- [What is expected]
Will you extract the entries word for word? Images should not appear in the copy.

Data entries
-- Start --

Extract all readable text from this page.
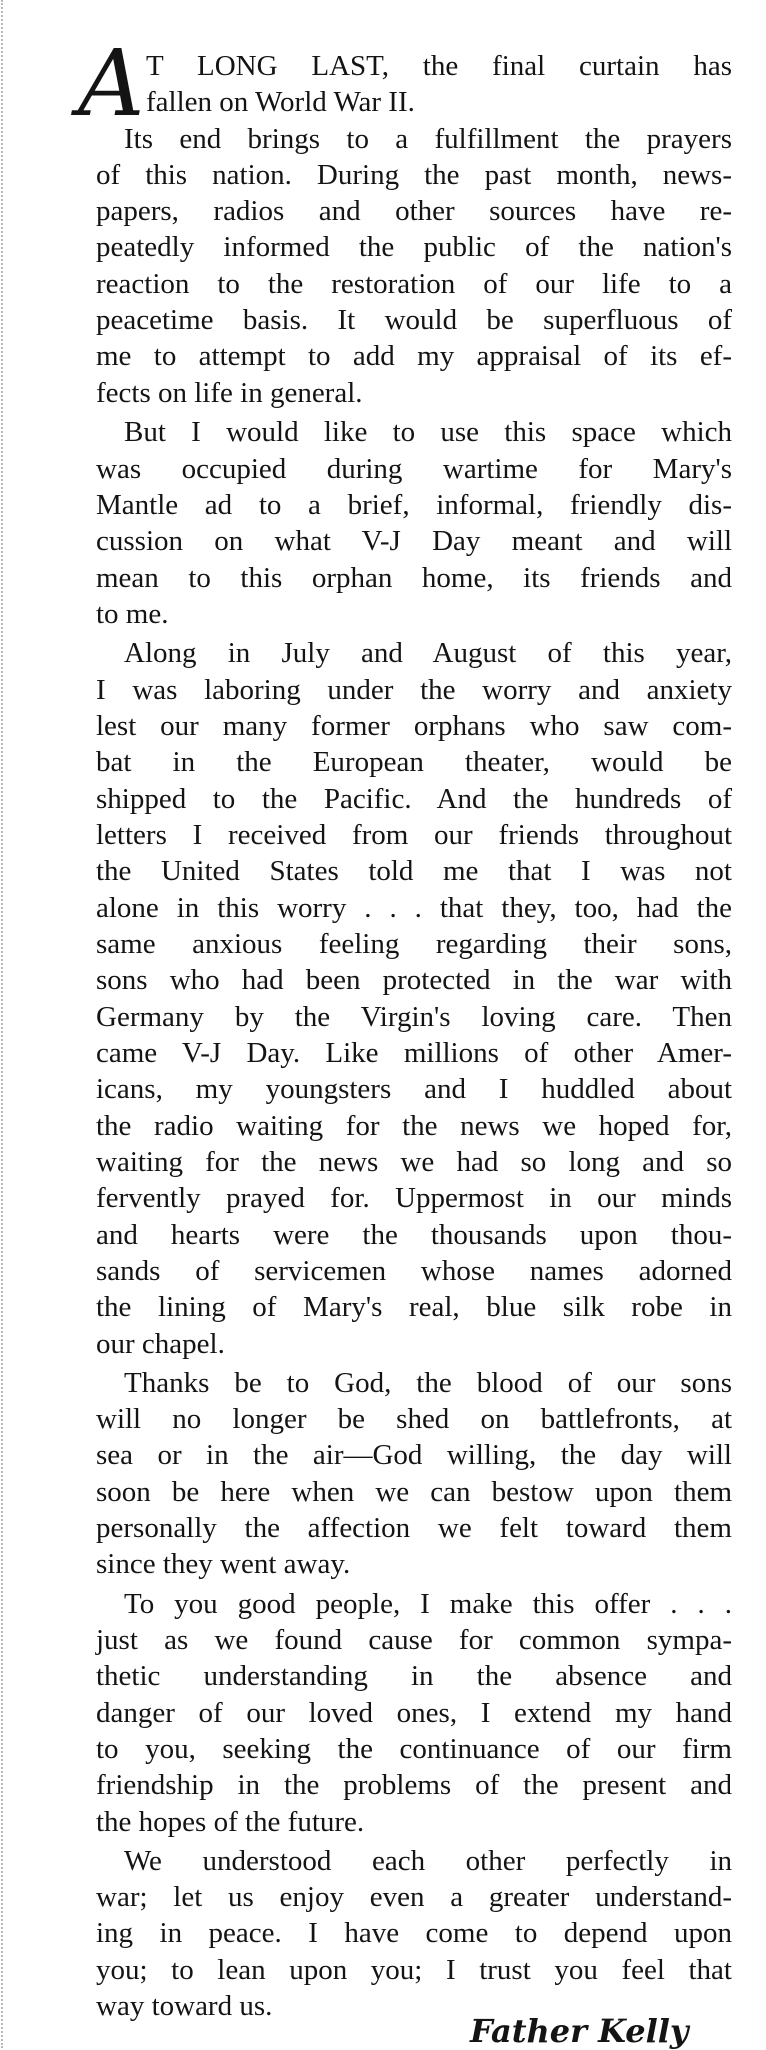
A T LONG LAST, the final curtain has
fallen on World War II.
Its end brings to a fulfillment the prayers
of this nation. During the past month, news-
papers, radios and other sources have re-
peatedly informed the public of the nation's
reaction to the restoration of our life to a
peacetime basis. It would be superfluous of
me to attempt to add my appraisal of its ef-
fects on life in general.
But I would like to use this space which
was occupied during wartime for Mary's
Mantle ad to a brief, informal, friendly dis-
cussion on what V-J Day meant and will
mean to this orphan home, its friends and
to me.
Along in July and August of this year,
I was laboring under the worry and anxiety
lest our many former orphans who saw com-
bat in the European theater, would be
shipped to the Pacific. And the hundreds of
letters I received from our friends throughout
the United States told me that I was not
alone in this worry . . . that they, too, had the
same anxious feeling regarding their sons,
sons who had been protected in the war with
Germany by the Virgin's loving care. Then
came V-J Day. Like millions of other Amer-
icans, my youngsters and I huddled about
the radio waiting for the news we hoped for,
waiting for the news we had so long and so
fervently prayed for. Uppermost in our minds
and hearts were the thousands upon thou-
sands of servicemen whose names adorned
the lining of Mary's real, blue silk robe in
our chapel.
Thanks be to God, the blood of our sons
will no longer be shed on battlefronts, at
sea or in the air—God willing, the day will
soon be here when we can bestow upon them
personally the affection we felt toward them
since they went away.
To you good people, I make this offer . . .
just as we found cause for common sympa-
thetic understanding in the absence and
danger of our loved ones, I extend my hand
to you, seeking the continuance of our firm
friendship in the problems of the present and
the hopes of the future.
We understood each other perfectly in
war; let us enjoy even a greater understand-
ing in peace. I have come to depend upon
you; to lean upon you; I trust you feel that
way toward us.
Father Kelly
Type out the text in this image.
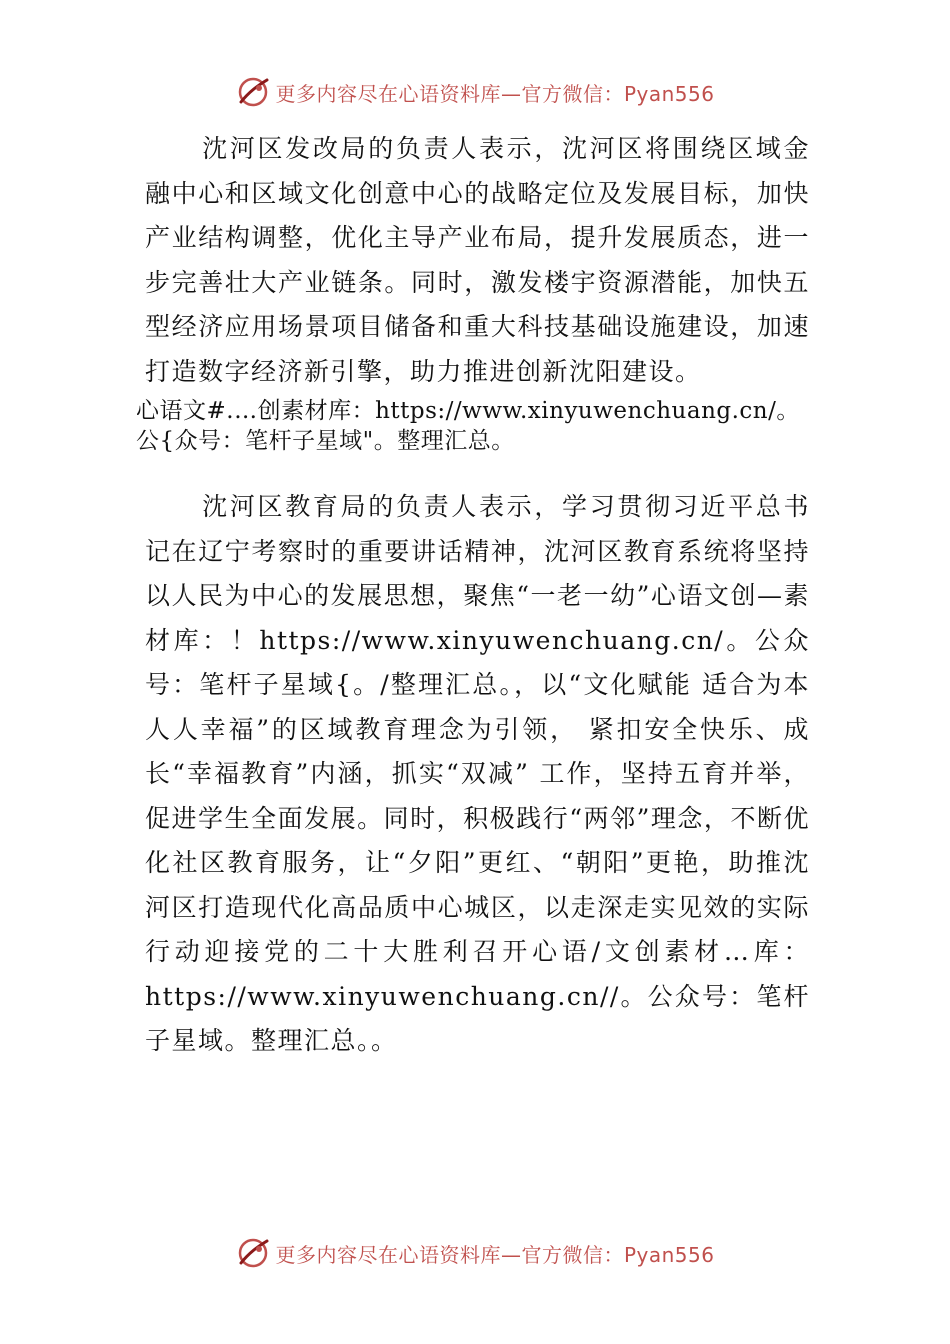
更多内容尽在心语资料库—官方微信：Pyan556

沈河区发改局的负责人表示，沈河区将围绕区域金融中心和区域文化创意中心的战略定位及发展目标，加快产业结构调整，优化主导产业布局，提升发展质态，进一步完善壮大产业链条。同时，激发楼宇资源潜能，加快五型经济应用场景项目储备和重大科技基础设施建设，加速打造数字经济新引擎，助力推进创新沈阳建设。

心语文#.…创素材库：https://www.xinyuwenchuang.cn/。公{众号：笔杆子星域"。整理汇总。

沈河区教育局的负责人表示，学习贯彻习近平总书记在辽宁考察时的重要讲话精神，沈河区教育系统将坚持以人民为中心的发展思想，聚焦“一老一幼”心语文创—素材库：！https://www.xinyuwenchuang.cn/。公众号：笔杆子星域{。/整理汇总。，以“文化赋能 适合为本 人人幸福”的区域教育理念为引领， 紧扣安全快乐、成长“幸福教育”内涵，抓实“双减” 工作，坚持五育并举，促进学生全面发展。同时，积极践行“两邻”理念，不断优化社区教育服务，让“夕阳”更红、“朝阳”更艳，助推沈河区打造现代化高品质中心城区，以走深走实见效的实际行动迎接党的二十大胜利召开心语/文创素材…库：https://www.xinyuwenchuang.cn//。公众号：笔杆子星域。整理汇总。。

更多内容尽在心语资料库—官方微信：Pyan556
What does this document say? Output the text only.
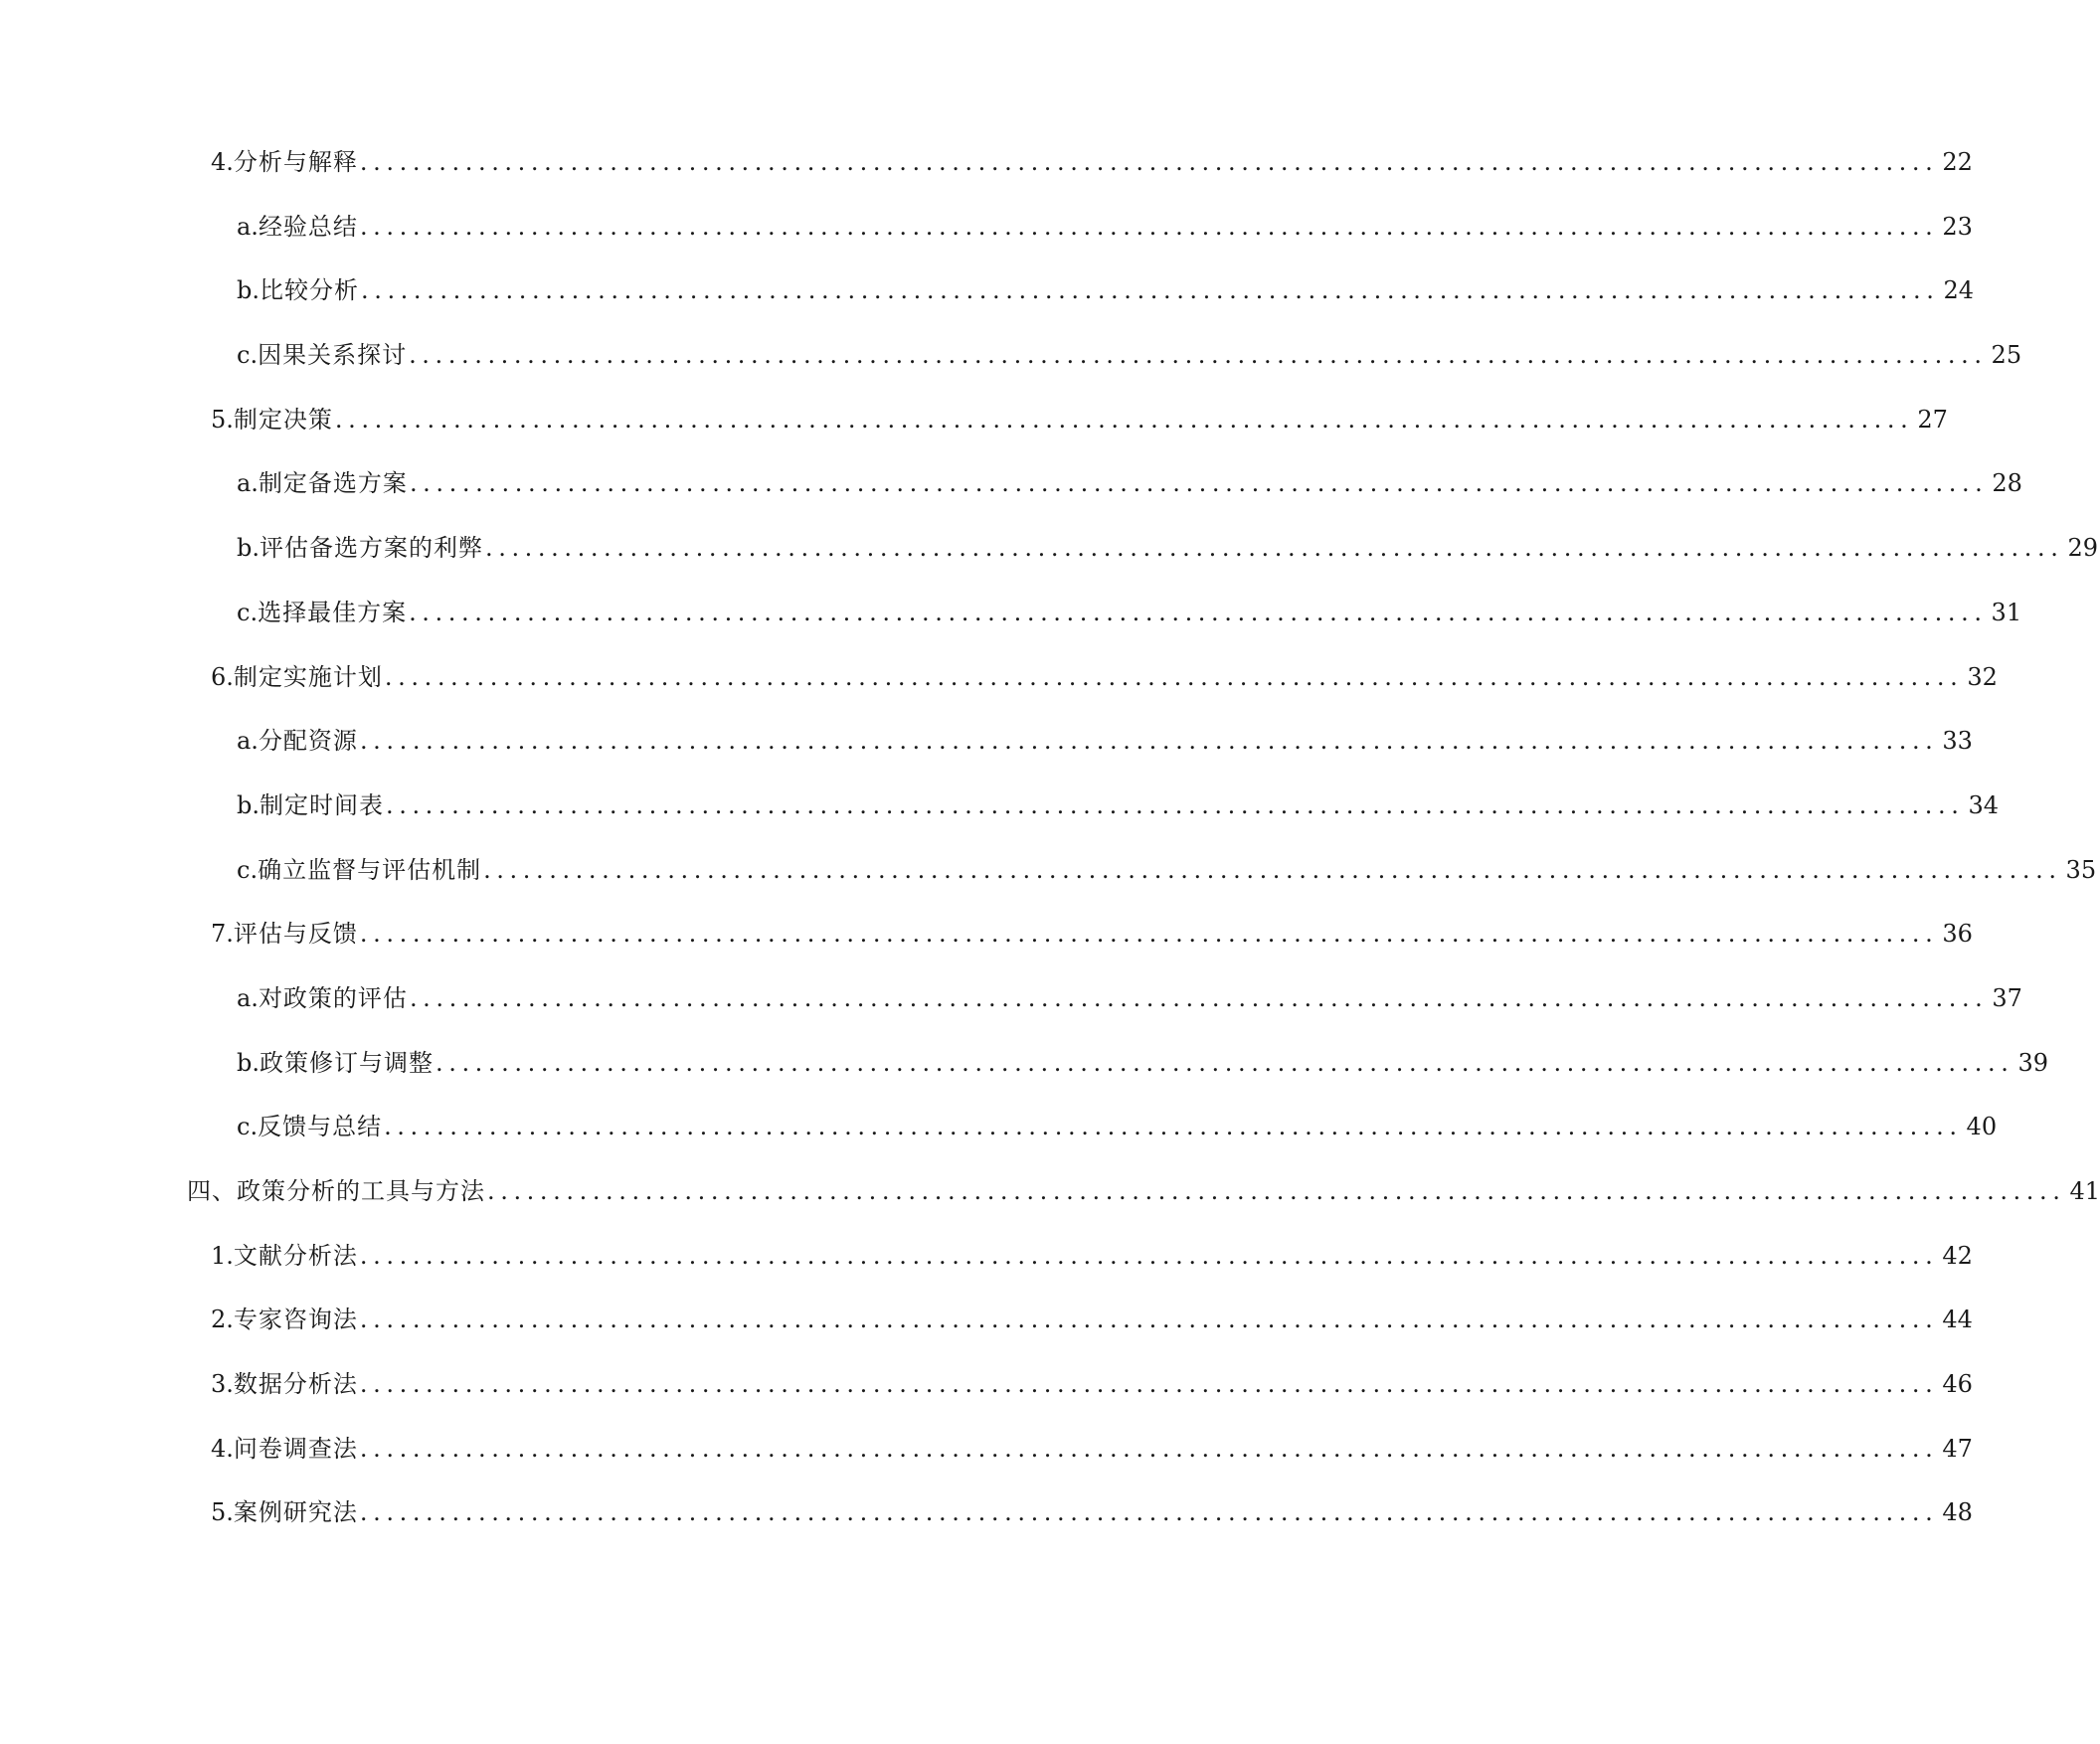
4. 分析与解释 ........................................................................................................................ 22
a. 经验总结 ........................................................................................................................ 23
b. 比较分析 ........................................................................................................................ 24
c. 因果关系探讨 ........................................................................................................................ 25
5. 制定决策 ........................................................................................................................ 27
a. 制定备选方案 ........................................................................................................................ 28
b. 评估备选方案的利弊 ........................................................................................................................ 29
c. 选择最佳方案 ........................................................................................................................ 31
6. 制定实施计划 ........................................................................................................................ 32
a. 分配资源 ........................................................................................................................ 33
b. 制定时间表 ........................................................................................................................ 34
c. 确立监督与评估机制 ........................................................................................................................ 35
7. 评估与反馈 ........................................................................................................................ 36
a. 对政策的评估 ........................................................................................................................ 37
b. 政策修订与调整 ........................................................................................................................ 39
c. 反馈与总结 ........................................................................................................................ 40
四、政策分析的工具与方法 ........................................................................................................................ 41
1. 文献分析法 ........................................................................................................................ 42
2. 专家咨询法 ........................................................................................................................ 44
3. 数据分析法 ........................................................................................................................ 46
4. 问卷调查法 ........................................................................................................................ 47
5. 案例研究法 ........................................................................................................................ 48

-- End --

- [Complete output]
Extract all readable text from this page.
A T LONG LAST, the final curtain has
fallen on World War II.
Its end brings to a fulfillment the prayers
of this nation. During the past month, news-
papers, radios and other sources have re-
peatedly informed the public of the nation's
reaction to the restoration of our life to a
peacetime basis. It would be superfluous of
me to attempt to add my appraisal of its ef-
fects on life in general.
But I would like to use this space which
was occupied during wartime for Mary's
Mantle ad to a brief, informal, friendly dis-
cussion on what V-J Day meant and will
mean to this orphan home, its friends and
to me.
Along in July and August of this year,
I was laboring under the worry and anxiety
lest our many former orphans who saw com-
bat in the European theater, would be
shipped to the Pacific. And the hundreds of
letters I received from our friends throughout
the United States told me that I was not
alone in this worry . . . that they, too, had the
same anxious feeling regarding their sons,
sons who had been protected in the war with
Germany by the Virgin's loving care. Then
came V-J Day. Like millions of other Amer-
icans, my youngsters and I huddled about
the radio waiting for the news we hoped for,
waiting for the news we had so long and so
fervently prayed for. Uppermost in our minds
and hearts were the thousands upon thou-
sands of servicemen whose names adorned
the lining of Mary's real, blue silk robe in
our chapel.
Thanks be to God, the blood of our sons
will no longer be shed on battlefronts, at
sea or in the air—God willing, the day will
soon be here when we can bestow upon them
personally the affection we felt toward them
since they went away.
To you good people, I make this offer . . .
just as we found cause for common sympa-
thetic understanding in the absence and
danger of our loved ones, I extend my hand
to you, seeking the continuance of our firm
friendship in the problems of the present and
the hopes of the future.
We understood each other perfectly in
war; let us enjoy even a greater understand-
ing in peace. I have come to depend upon
you; to lean upon you; I trust you feel that
way toward us.
Father Kelly
Type out the text in this image.
更多内容尽在心语资料库—官方微信：Pyan556

沈河区发改局的负责人表示，沈河区将围绕区域金融中心和区域文化创意中心的战略定位及发展目标，加快产业结构调整，优化主导产业布局，提升发展质态，进一步完善壮大产业链条。同时，激发楼宇资源潜能，加快五型经济应用场景项目储备和重大科技基础设施建设，加速打造数字经济新引擎，助力推进创新沈阳建设。

心语文#.…创素材库：https://www.xinyuwenchuang.cn/。公{众号：笔杆子星域"。整理汇总。

沈河区教育局的负责人表示，学习贯彻习近平总书记在辽宁考察时的重要讲话精神，沈河区教育系统将坚持以人民为中心的发展思想，聚焦“一老一幼”心语文创—素材库：！https://www.xinyuwenchuang.cn/。公众号：笔杆子星域{。/整理汇总。，以“文化赋能 适合为本 人人幸福”的区域教育理念为引领， 紧扣安全快乐、成长“幸福教育”内涵，抓实“双减” 工作，坚持五育并举，促进学生全面发展。同时，积极践行“两邻”理念，不断优化社区教育服务，让“夕阳”更红、“朝阳”更艳，助推沈河区打造现代化高品质中心城区，以走深走实见效的实际行动迎接党的二十大胜利召开心语/文创素材…库：https://www.xinyuwenchuang.cn//。公众号：笔杆子星域。整理汇总。。

更多内容尽在心语资料库—官方微信：Pyan556
What does this document say? Output the text only.
4. 分析与解释 ........................................................................................................................ 22
a. 经验总结 ........................................................................................................................ 23
b. 比较分析 ........................................................................................................................ 24
c. 因果关系探讨 ........................................................................................................................ 25
5. 制定决策 ........................................................................................................................ 27
a. 制定备选方案 ........................................................................................................................ 28
b. 评估备选方案的利弊 ........................................................................................................................ 29
c. 选择最佳方案 ........................................................................................................................ 31
6. 制定实施计划 ........................................................................................................................ 32
a. 分配资源 ........................................................................................................................ 33
b. 制定时间表 ........................................................................................................................ 34
c. 确立监督与评估机制 ........................................................................................................................ 35
7. 评估与反馈 ........................................................................................................................ 36
a. 对政策的评估 ........................................................................................................................ 37
b. 政策修订与调整 ........................................................................................................................ 39
c. 反馈与总结 ........................................................................................................................ 40
四、政策分析的工具与方法 ........................................................................................................................ 41
1. 文献分析法 ........................................................................................................................ 42
2. 专家咨询法 ........................................................................................................................ 44
3. 数据分析法 ........................................................................................................................ 46
4. 问卷调查法 ........................................................................................................................ 47
5. 案例研究法 ........................................................................................................................ 48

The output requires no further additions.